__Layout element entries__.
________________

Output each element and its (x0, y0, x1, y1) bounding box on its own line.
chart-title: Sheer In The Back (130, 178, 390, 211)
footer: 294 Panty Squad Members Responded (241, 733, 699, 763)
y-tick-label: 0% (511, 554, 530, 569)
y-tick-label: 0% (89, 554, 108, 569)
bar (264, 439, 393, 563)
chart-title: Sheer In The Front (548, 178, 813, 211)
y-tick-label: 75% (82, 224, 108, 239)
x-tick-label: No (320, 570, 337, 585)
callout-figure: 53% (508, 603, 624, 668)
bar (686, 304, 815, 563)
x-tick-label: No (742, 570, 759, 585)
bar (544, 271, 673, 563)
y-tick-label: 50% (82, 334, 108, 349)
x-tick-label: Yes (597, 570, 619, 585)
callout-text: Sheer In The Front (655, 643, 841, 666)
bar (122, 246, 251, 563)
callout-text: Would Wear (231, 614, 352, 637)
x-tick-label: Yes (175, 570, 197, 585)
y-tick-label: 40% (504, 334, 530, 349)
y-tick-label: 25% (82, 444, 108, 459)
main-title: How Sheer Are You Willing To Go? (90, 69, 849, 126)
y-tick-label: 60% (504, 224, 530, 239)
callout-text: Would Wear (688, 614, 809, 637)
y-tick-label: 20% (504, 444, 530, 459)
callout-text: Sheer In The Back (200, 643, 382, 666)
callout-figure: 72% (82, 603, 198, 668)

________________

__The problem__.
Please convert the records above into a Markdown table with two columns, "No." for the row number and "Entry" for the line, leaving out any blank lines.

__Written solution__.
| No. | Entry |
|---|---|
| 1 | Output each element and its (x0, y0, x1, y1) bounding box on its own line. |
| 2 | chart-title: Sheer In The Back (130, 178, 390, 211) |
| 3 | footer: 294 Panty Squad Members Responded (241, 733, 699, 763) |
| 4 | y-tick-label: 0% (511, 554, 530, 569) |
| 5 | y-tick-label: 0% (89, 554, 108, 569) |
| 6 | bar (264, 439, 393, 563) |
| 7 | chart-title: Sheer In The Front (548, 178, 813, 211) |
| 8 | y-tick-label: 75% (82, 224, 108, 239) |
| 9 | x-tick-label: No (320, 570, 337, 585) |
| 10 | callout-figure: 53% (508, 603, 624, 668) |
| 11 | bar (686, 304, 815, 563) |
| 12 | x-tick-label: No (742, 570, 759, 585) |
| 13 | bar (544, 271, 673, 563) |
| 14 | y-tick-label: 50% (82, 334, 108, 349) |
| 15 | x-tick-label: Yes (597, 570, 619, 585) |
| 16 | callout-text: Sheer In The Front (655, 643, 841, 666) |
| 17 | bar (122, 246, 251, 563) |
| 18 | callout-text: Would Wear (231, 614, 352, 637) |
| 19 | x-tick-label: Yes (175, 570, 197, 585) |
| 20 | y-tick-label: 40% (504, 334, 530, 349) |
| 21 | y-tick-label: 25% (82, 444, 108, 459) |
| 22 | main-title: How Sheer Are You Willing To Go? (90, 69, 849, 126) |
| 23 | y-tick-label: 60% (504, 224, 530, 239) |
| 24 | callout-text: Would Wear (688, 614, 809, 637) |
| 25 | y-tick-label: 20% (504, 444, 530, 459) |
| 26 | callout-text: Sheer In The Back (200, 643, 382, 666) |
| 27 | callout-figure: 72% (82, 603, 198, 668) |